## SOURCE EXTRACT
<<<<
37.1. Overview of Trigger Behavior #

A trigger is a specification that the database should automatically execute a particular function whenever a certain type of operation is performed. Triggers can be attached to tables (partitioned or not), views, and foreign tables.

On tables and foreign tables, triggers can be defined to execute either before or after any INSERT, UPDATE, or DELETE operation, either once per modified row, or once per SQL statement. UPDATE triggers can moreover be set to fire only if certain columns are mentioned in the SET clause of the UPDATE statement. Triggers can also fire for TRUNCATE statements. If a trigger event occurs, the trigger's function is called at the appropriate time to handle the event.

On views, triggers can be defined to execute instead of INSERT, UPDATE, or DELETE operations. Such INSTEAD OF triggers are fired once for each row that needs to be modified in the view. It is the responsibility of the trigger's function to perform the necessary modifications to the view's underlying base table(s) and, where appropriate, return the modified row as it will appear in the view. Triggers on views can also be defined to execute once per SQL statement, before or after INSERT, UPDATE, or DELETE operations. However, such triggers are fired only if there is also an INSTEAD OF trigger on the view. Otherwise, any statement targeting the view must be rewritten into a statement affecting its underlying base table(s), and then the triggers that will be fired are the ones attached to the base table(s).

The trigger function must be defined before the trigger itself can be created. The trigger function must be declared as a function taking no arguments and returning type trigger. (The trigger function receives its input through a specially-passed TriggerData structure, not in the form of ordinary function arguments.)

Once a suitable trigger function has been created, the trigger is established with CREATE TRIGGER. The same trigger function can be used for multiple triggers.

Postgres Pro offers both per-row triggers and per-statement triggers. With a per-row trigger, the trigger function is invoked once for each row that is affected by the statement that fired the trigger. In contrast, a per-statement trigger is invoked only once when an appropriate statement is executed, regardless of the number of rows affected by that statement. In particular, a statement that affects zero rows will still result in the execution of any applicable per-statement triggers. These two types of triggers are sometimes called row-level triggers and statement-level triggers, respectively. Triggers on TRUNCATE may only be defined at statement level, not per-row.
>>>>
## DATA LINES
<<<<
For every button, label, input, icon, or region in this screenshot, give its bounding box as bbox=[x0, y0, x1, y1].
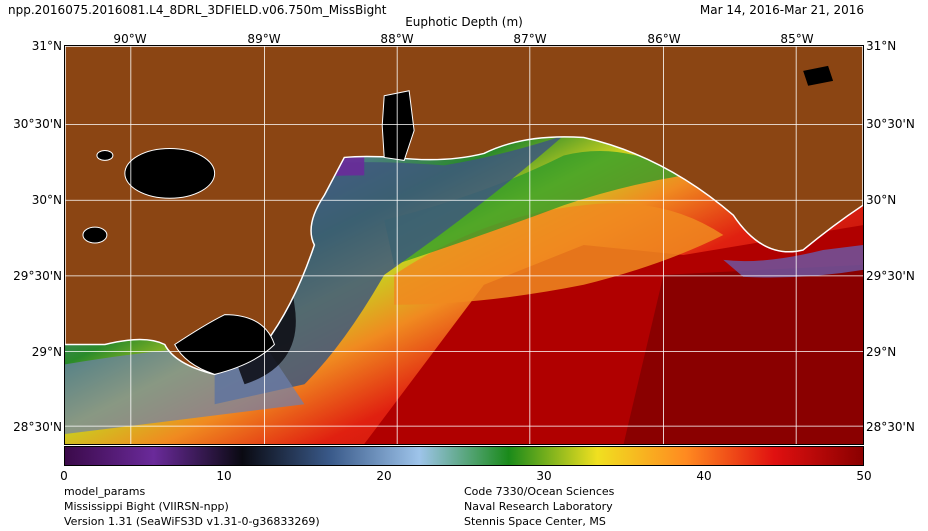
>>>>
## GOALS
1. Reproduce word for word the passage of the trigger overview between "On tables and" and "handle the event.", inclusive.
2. Answer these questions from the trigger overview:
(a) What return type must a trigger function be declared with?
(b) At what level may triggers on TRUNCATE be defined?
(c) How often are INSTEAD OF triggers on a view fired?
The lines that come after the trigger overview play no part in what follows.

## ANSWERS PER TASK
1.
On tables and foreign tables, triggers can be defined to execute either before or after any INSERT, UPDATE, or DELETE operation, either once per modified row, or once per SQL statement. UPDATE triggers can moreover be set to fire only if certain columns are mentioned in the SET clause of the UPDATE statement. Triggers can also fire for TRUNCATE statements. If a trigger event occurs, the trigger's function is called at the appropriate time to handle the event.

2.
(a) Type trigger.
(b) Only at statement level, not per-row.
(c) Once for each row that needs to be modified in the view.